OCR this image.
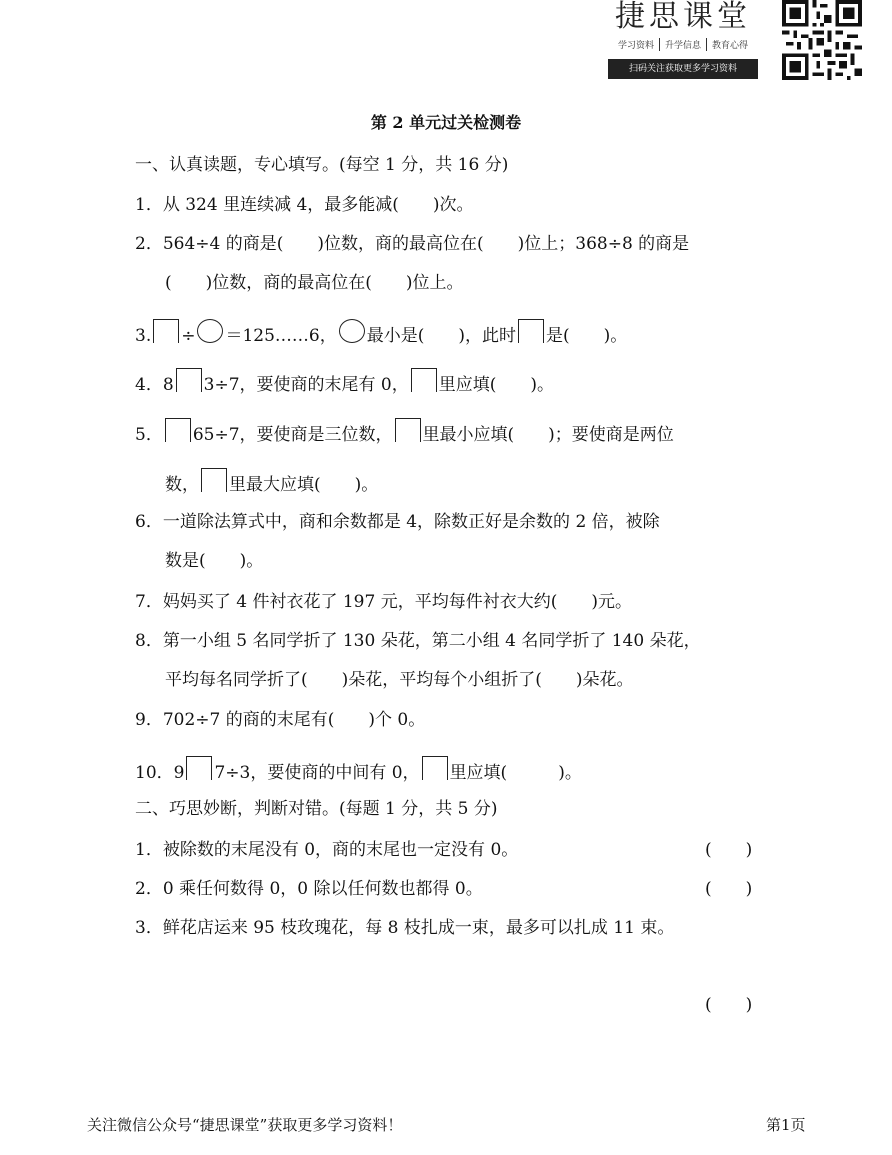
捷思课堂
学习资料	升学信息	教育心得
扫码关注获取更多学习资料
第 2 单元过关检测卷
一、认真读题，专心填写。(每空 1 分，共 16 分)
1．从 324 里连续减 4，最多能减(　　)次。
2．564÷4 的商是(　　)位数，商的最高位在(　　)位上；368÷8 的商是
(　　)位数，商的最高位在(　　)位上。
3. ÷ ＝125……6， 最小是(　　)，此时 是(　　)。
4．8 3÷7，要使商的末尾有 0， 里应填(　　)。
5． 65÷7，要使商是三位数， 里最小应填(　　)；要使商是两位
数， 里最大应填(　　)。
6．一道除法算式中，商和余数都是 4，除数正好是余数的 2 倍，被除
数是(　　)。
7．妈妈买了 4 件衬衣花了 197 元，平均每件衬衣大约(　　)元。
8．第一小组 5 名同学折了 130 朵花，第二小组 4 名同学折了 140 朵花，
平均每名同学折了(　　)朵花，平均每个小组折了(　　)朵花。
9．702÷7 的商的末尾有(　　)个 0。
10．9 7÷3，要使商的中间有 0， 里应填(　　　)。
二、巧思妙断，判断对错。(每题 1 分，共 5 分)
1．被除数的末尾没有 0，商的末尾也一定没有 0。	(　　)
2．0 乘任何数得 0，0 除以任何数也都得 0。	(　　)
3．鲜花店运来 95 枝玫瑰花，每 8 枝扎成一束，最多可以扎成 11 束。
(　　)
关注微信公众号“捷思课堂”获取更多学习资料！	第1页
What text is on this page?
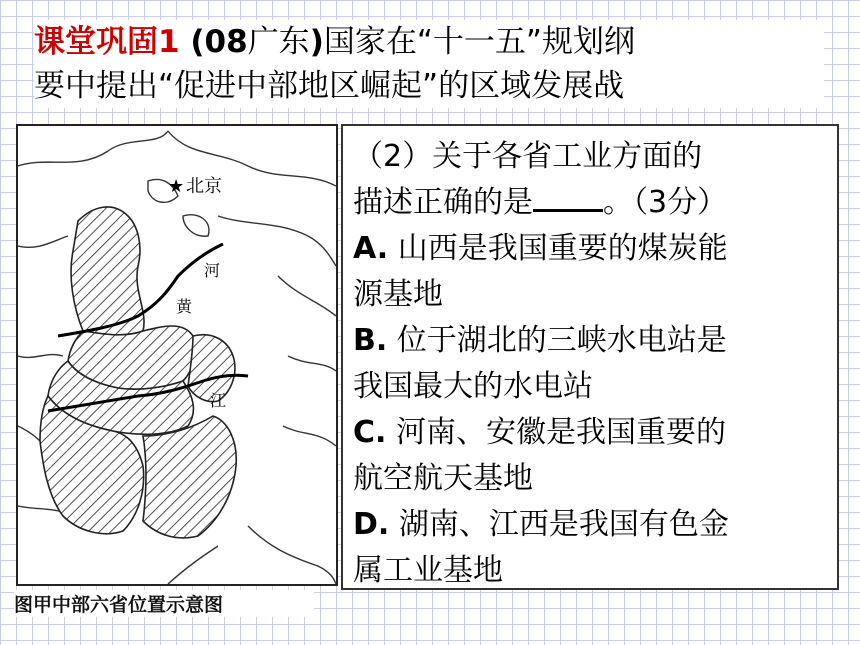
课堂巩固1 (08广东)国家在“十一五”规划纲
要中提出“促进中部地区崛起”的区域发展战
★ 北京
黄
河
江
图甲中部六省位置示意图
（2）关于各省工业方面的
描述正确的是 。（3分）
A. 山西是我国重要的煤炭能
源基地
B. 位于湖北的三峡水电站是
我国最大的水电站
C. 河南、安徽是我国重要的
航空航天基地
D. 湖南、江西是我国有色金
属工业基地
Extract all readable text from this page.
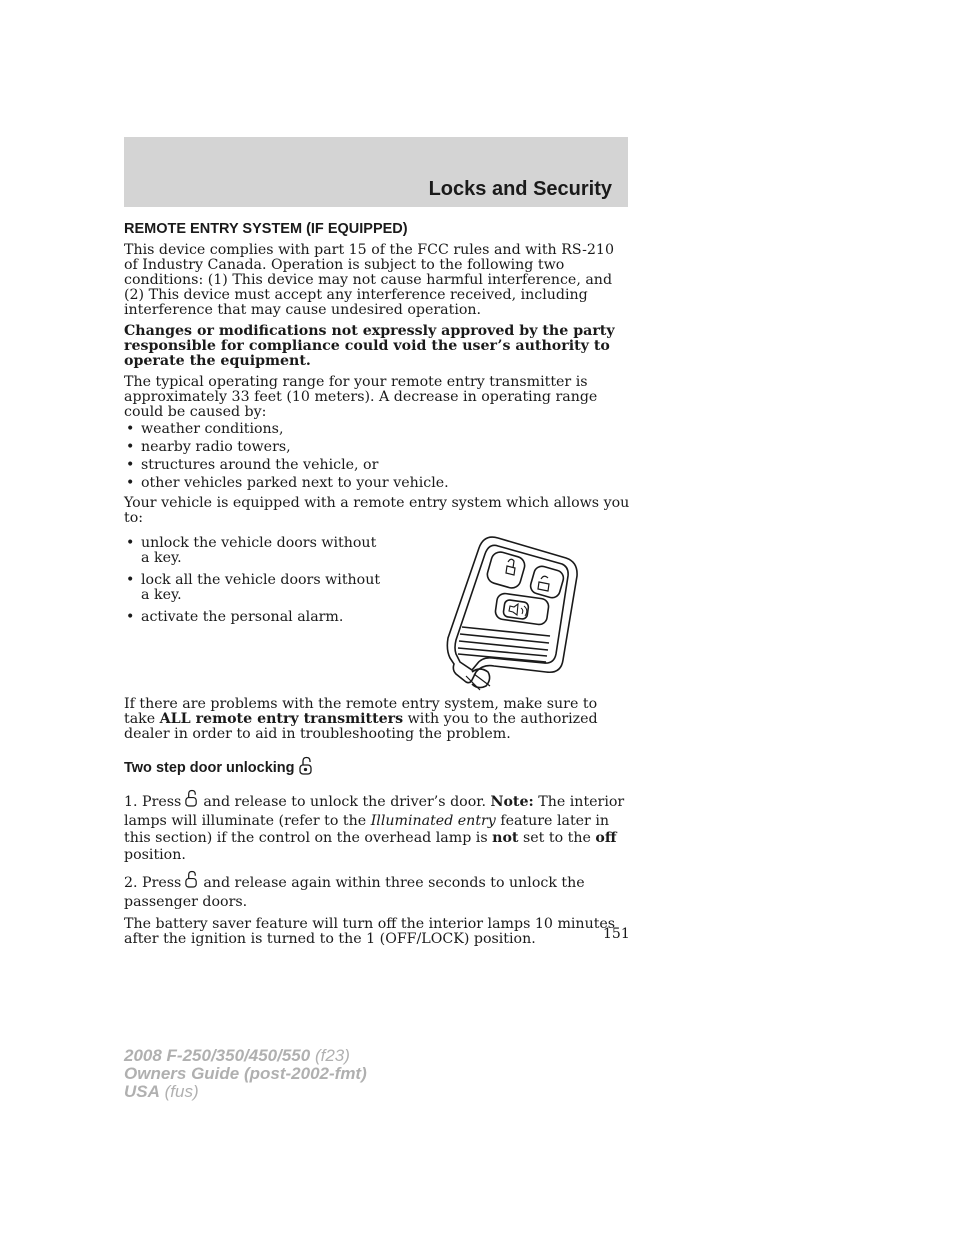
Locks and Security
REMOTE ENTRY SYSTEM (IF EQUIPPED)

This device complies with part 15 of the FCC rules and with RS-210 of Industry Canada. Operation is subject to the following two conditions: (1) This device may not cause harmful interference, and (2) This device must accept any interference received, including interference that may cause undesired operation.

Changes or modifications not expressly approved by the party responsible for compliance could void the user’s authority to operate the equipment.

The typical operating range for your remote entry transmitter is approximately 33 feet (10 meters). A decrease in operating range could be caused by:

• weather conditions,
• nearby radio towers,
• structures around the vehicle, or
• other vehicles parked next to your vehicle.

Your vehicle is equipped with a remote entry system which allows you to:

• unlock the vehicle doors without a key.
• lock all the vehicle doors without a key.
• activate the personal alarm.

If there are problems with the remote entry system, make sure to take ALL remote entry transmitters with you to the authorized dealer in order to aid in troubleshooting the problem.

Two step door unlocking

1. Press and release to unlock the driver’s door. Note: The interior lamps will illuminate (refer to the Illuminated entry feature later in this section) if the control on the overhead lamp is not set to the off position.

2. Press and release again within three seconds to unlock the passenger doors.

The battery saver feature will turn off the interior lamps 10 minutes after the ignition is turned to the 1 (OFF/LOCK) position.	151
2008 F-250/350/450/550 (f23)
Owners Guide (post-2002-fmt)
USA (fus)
...
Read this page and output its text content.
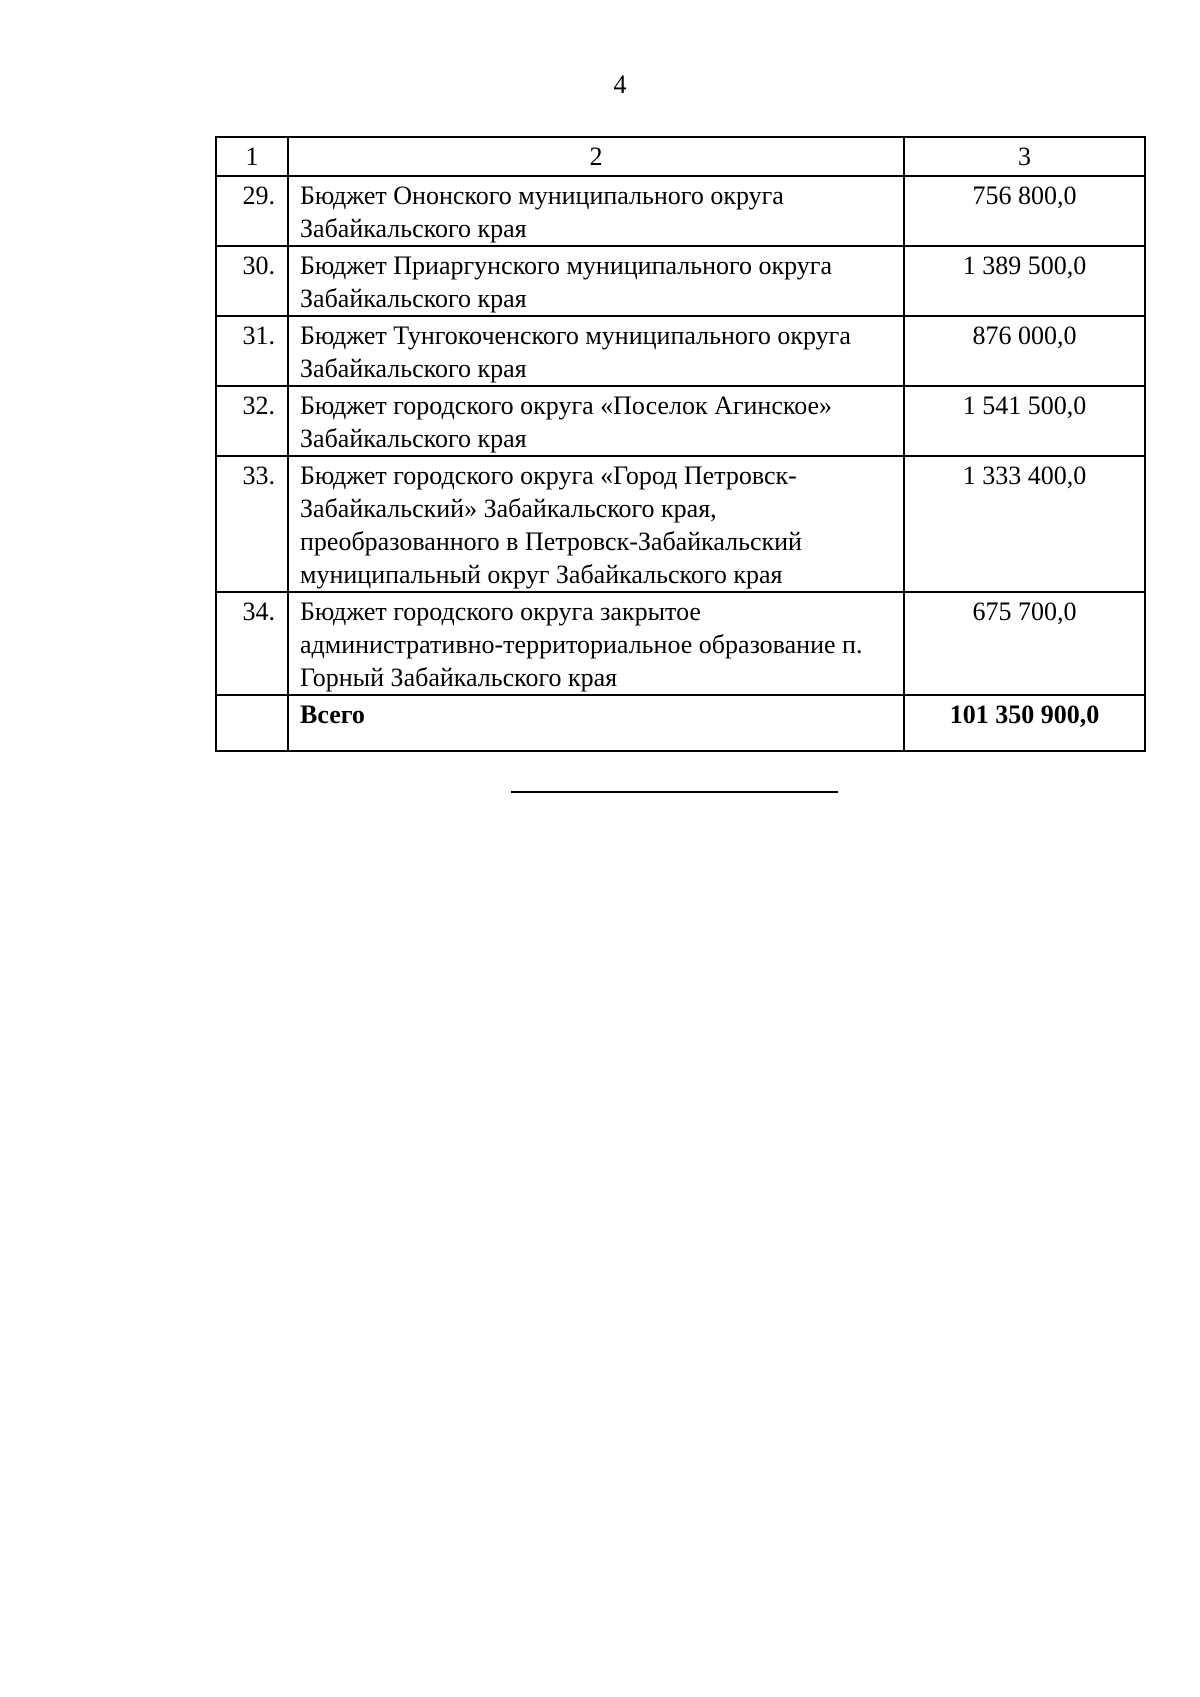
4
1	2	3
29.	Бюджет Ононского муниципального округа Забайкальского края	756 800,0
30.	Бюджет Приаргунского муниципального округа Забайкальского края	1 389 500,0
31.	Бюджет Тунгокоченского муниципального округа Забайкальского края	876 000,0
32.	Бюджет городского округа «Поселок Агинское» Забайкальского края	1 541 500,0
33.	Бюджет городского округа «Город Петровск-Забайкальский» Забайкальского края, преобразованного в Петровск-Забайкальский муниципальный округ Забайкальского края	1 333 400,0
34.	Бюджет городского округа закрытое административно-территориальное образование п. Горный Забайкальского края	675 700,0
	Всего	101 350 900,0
...
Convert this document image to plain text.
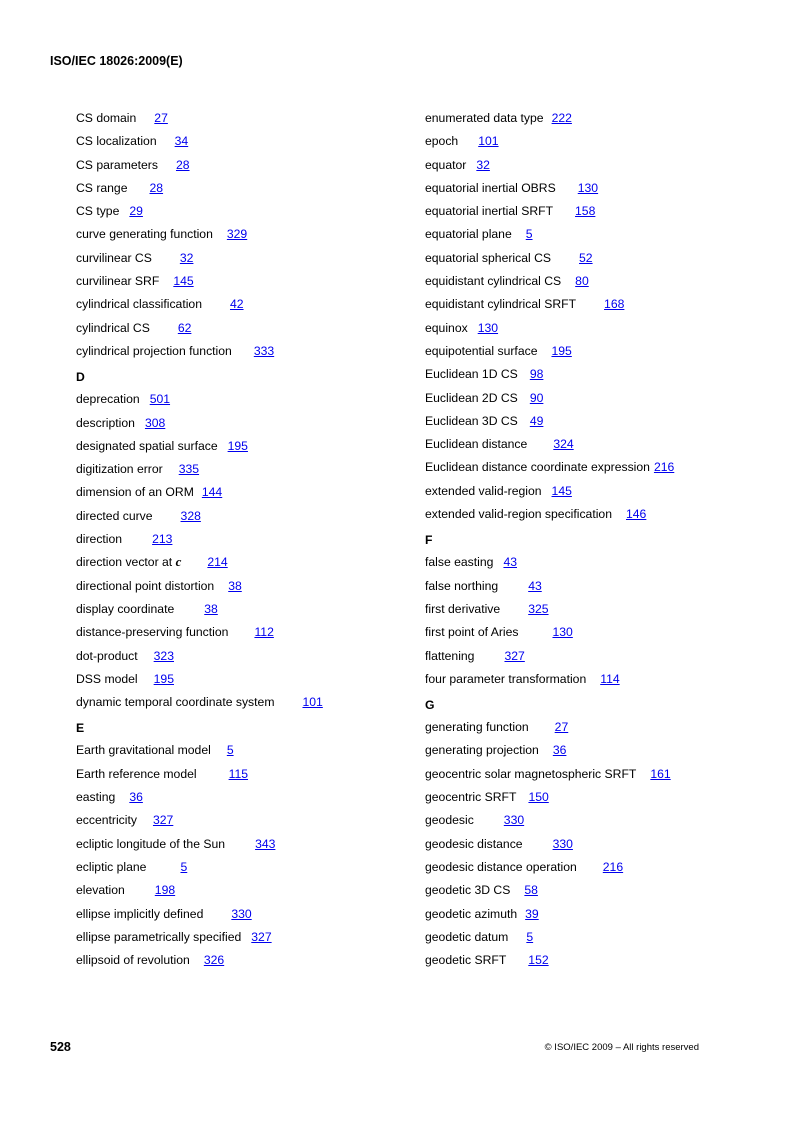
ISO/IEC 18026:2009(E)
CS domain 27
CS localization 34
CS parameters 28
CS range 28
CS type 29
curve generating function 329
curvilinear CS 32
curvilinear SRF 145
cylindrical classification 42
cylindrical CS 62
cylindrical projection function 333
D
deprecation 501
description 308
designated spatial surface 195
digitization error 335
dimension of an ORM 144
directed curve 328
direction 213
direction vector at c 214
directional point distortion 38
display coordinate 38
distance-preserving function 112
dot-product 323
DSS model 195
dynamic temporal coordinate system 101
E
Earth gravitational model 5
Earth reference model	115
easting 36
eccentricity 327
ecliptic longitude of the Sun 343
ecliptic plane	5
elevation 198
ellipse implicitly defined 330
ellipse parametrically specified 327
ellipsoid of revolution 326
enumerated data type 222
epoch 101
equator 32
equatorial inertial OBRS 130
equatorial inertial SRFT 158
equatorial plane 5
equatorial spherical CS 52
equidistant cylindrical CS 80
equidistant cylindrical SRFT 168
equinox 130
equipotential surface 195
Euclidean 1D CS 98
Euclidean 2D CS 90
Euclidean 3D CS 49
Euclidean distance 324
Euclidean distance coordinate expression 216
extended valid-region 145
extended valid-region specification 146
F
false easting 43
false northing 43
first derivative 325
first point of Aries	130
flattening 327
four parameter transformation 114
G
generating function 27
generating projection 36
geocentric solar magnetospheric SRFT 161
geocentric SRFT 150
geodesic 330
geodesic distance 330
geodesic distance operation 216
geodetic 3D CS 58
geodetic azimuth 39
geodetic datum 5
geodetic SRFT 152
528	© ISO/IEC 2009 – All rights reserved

Task to complete =>
Find each line with the string "lamps" and copy it out.

Solution to the problem =>
1. Press and release to unlock the driver’s door. Note: The interior lamps will illuminate (refer to the Illuminated entry feature later in this section) if the control on the overhead lamp is not set to the off position.
The battery saver feature will turn off the interior lamps 10 minutes after the ignition is turned to the 1 (OFF/LOCK) position.	151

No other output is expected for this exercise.